··· DATA FOR THE TASK ···

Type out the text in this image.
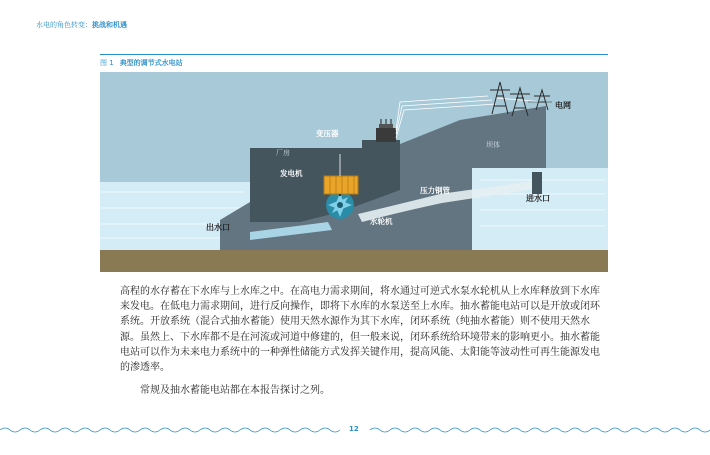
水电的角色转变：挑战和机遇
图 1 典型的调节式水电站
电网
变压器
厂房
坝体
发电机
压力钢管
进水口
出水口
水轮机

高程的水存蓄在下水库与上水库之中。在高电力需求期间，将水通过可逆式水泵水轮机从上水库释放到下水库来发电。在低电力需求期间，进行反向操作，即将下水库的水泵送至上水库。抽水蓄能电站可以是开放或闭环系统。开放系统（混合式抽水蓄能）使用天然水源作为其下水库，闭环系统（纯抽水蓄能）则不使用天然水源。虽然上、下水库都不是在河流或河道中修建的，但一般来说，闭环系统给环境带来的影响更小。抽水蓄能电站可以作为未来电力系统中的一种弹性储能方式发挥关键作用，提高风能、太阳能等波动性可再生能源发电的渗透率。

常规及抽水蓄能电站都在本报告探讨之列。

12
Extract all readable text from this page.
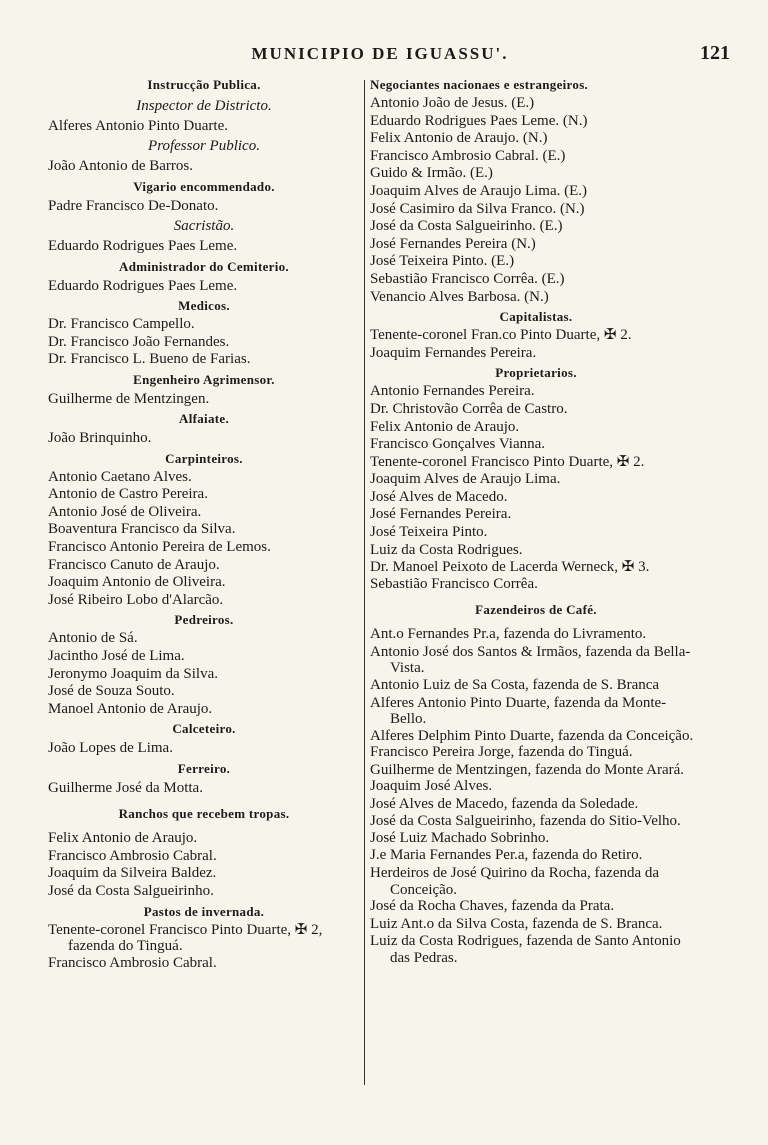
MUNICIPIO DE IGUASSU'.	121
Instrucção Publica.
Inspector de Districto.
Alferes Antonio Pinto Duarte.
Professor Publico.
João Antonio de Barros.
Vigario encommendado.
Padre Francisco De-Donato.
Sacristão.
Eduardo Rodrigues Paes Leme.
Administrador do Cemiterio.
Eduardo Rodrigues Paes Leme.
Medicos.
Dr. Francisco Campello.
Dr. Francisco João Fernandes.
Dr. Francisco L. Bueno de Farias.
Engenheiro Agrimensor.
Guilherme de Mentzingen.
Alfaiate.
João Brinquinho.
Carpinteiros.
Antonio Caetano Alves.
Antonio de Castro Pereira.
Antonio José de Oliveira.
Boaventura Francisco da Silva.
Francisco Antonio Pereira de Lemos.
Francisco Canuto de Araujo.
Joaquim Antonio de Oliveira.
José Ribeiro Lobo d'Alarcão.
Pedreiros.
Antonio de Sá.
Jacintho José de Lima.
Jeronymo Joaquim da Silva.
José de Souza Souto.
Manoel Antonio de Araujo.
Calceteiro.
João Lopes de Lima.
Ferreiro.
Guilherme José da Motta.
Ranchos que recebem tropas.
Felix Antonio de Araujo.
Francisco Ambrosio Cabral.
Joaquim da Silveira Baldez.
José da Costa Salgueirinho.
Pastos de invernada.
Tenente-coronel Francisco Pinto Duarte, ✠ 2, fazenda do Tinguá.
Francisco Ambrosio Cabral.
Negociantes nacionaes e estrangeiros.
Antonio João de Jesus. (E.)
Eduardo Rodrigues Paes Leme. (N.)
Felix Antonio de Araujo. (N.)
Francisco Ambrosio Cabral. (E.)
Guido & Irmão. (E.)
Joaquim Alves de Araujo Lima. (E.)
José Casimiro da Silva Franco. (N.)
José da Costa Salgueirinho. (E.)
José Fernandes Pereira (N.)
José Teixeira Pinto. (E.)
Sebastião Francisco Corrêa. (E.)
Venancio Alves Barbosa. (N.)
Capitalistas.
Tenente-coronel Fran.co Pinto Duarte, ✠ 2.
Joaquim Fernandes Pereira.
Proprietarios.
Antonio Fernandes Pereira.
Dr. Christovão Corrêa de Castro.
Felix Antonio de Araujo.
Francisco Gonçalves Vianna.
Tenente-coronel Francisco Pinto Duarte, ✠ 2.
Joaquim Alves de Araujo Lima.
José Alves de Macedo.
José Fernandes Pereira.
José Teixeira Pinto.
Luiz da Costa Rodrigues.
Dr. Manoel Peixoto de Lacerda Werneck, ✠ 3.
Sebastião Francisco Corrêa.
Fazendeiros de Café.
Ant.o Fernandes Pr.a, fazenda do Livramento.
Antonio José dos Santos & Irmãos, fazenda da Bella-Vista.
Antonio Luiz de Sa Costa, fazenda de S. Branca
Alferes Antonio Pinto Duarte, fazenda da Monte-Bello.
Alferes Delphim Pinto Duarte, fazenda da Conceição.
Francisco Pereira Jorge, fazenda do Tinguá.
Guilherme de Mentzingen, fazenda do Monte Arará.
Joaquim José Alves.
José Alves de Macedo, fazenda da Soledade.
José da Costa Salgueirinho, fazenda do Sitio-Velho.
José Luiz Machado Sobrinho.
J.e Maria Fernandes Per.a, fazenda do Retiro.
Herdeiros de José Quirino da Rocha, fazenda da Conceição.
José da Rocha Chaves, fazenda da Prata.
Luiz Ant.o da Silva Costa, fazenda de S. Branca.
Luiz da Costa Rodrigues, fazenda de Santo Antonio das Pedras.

···

**CHALLENGE**
Keep the pictures out of your copy, and repeat every entry above exactly.

**OUTPUT OF THE EXERCISE**
Type out the text in this image.
水电的角色转变：挑战和机遇
图 1 典型的调节式水电站
电网
变压器
厂房
坝体
发电机
压力钢管
进水口
出水口
水轮机

高程的水存蓄在下水库与上水库之中。在高电力需求期间，将水通过可逆式水泵水轮机从上水库释放到下水库来发电。在低电力需求期间，进行反向操作，即将下水库的水泵送至上水库。抽水蓄能电站可以是开放或闭环系统。开放系统（混合式抽水蓄能）使用天然水源作为其下水库，闭环系统（纯抽水蓄能）则不使用天然水源。虽然上、下水库都不是在河流或河道中修建的，但一般来说，闭环系统给环境带来的影响更小。抽水蓄能电站可以作为未来电力系统中的一种弹性储能方式发挥关键作用，提高风能、太阳能等波动性可再生能源发电的渗透率。

常规及抽水蓄能电站都在本报告探讨之列。

12
Extract all readable text from this page.
MUNICIPIO DE IGUASSU'.	121
Instrucção Publica.
Inspector de Districto.
Alferes Antonio Pinto Duarte.
Professor Publico.
João Antonio de Barros.
Vigario encommendado.
Padre Francisco De-Donato.
Sacristão.
Eduardo Rodrigues Paes Leme.
Administrador do Cemiterio.
Eduardo Rodrigues Paes Leme.
Medicos.
Dr. Francisco Campello.
Dr. Francisco João Fernandes.
Dr. Francisco L. Bueno de Farias.
Engenheiro Agrimensor.
Guilherme de Mentzingen.
Alfaiate.
João Brinquinho.
Carpinteiros.
Antonio Caetano Alves.
Antonio de Castro Pereira.
Antonio José de Oliveira.
Boaventura Francisco da Silva.
Francisco Antonio Pereira de Lemos.
Francisco Canuto de Araujo.
Joaquim Antonio de Oliveira.
José Ribeiro Lobo d'Alarcão.
Pedreiros.
Antonio de Sá.
Jacintho José de Lima.
Jeronymo Joaquim da Silva.
José de Souza Souto.
Manoel Antonio de Araujo.
Calceteiro.
João Lopes de Lima.
Ferreiro.
Guilherme José da Motta.
Ranchos que recebem tropas.
Felix Antonio de Araujo.
Francisco Ambrosio Cabral.
Joaquim da Silveira Baldez.
José da Costa Salgueirinho.
Pastos de invernada.
Tenente-coronel Francisco Pinto Duarte, ✠ 2, fazenda do Tinguá.
Francisco Ambrosio Cabral.
Negociantes nacionaes e estrangeiros.
Antonio João de Jesus. (E.)
Eduardo Rodrigues Paes Leme. (N.)
Felix Antonio de Araujo. (N.)
Francisco Ambrosio Cabral. (E.)
Guido & Irmão. (E.)
Joaquim Alves de Araujo Lima. (E.)
José Casimiro da Silva Franco. (N.)
José da Costa Salgueirinho. (E.)
José Fernandes Pereira (N.)
José Teixeira Pinto. (E.)
Sebastião Francisco Corrêa. (E.)
Venancio Alves Barbosa. (N.)
Capitalistas.
Tenente-coronel Fran.co Pinto Duarte, ✠ 2.
Joaquim Fernandes Pereira.
Proprietarios.
Antonio Fernandes Pereira.
Dr. Christovão Corrêa de Castro.
Felix Antonio de Araujo.
Francisco Gonçalves Vianna.
Tenente-coronel Francisco Pinto Duarte, ✠ 2.
Joaquim Alves de Araujo Lima.
José Alves de Macedo.
José Fernandes Pereira.
José Teixeira Pinto.
Luiz da Costa Rodrigues.
Dr. Manoel Peixoto de Lacerda Werneck, ✠ 3.
Sebastião Francisco Corrêa.
Fazendeiros de Café.
Ant.o Fernandes Pr.a, fazenda do Livramento.
Antonio José dos Santos & Irmãos, fazenda da Bella-Vista.
Antonio Luiz de Sa Costa, fazenda de S. Branca
Alferes Antonio Pinto Duarte, fazenda da Monte-Bello.
Alferes Delphim Pinto Duarte, fazenda da Conceição.
Francisco Pereira Jorge, fazenda do Tinguá.
Guilherme de Mentzingen, fazenda do Monte Arará.
Joaquim José Alves.
José Alves de Macedo, fazenda da Soledade.
José da Costa Salgueirinho, fazenda do Sitio-Velho.
José Luiz Machado Sobrinho.
J.e Maria Fernandes Per.a, fazenda do Retiro.
Herdeiros de José Quirino da Rocha, fazenda da Conceição.
José da Rocha Chaves, fazenda da Prata.
Luiz Ant.o da Silva Costa, fazenda de S. Branca.
Luiz da Costa Rodrigues, fazenda de Santo Antonio das Pedras.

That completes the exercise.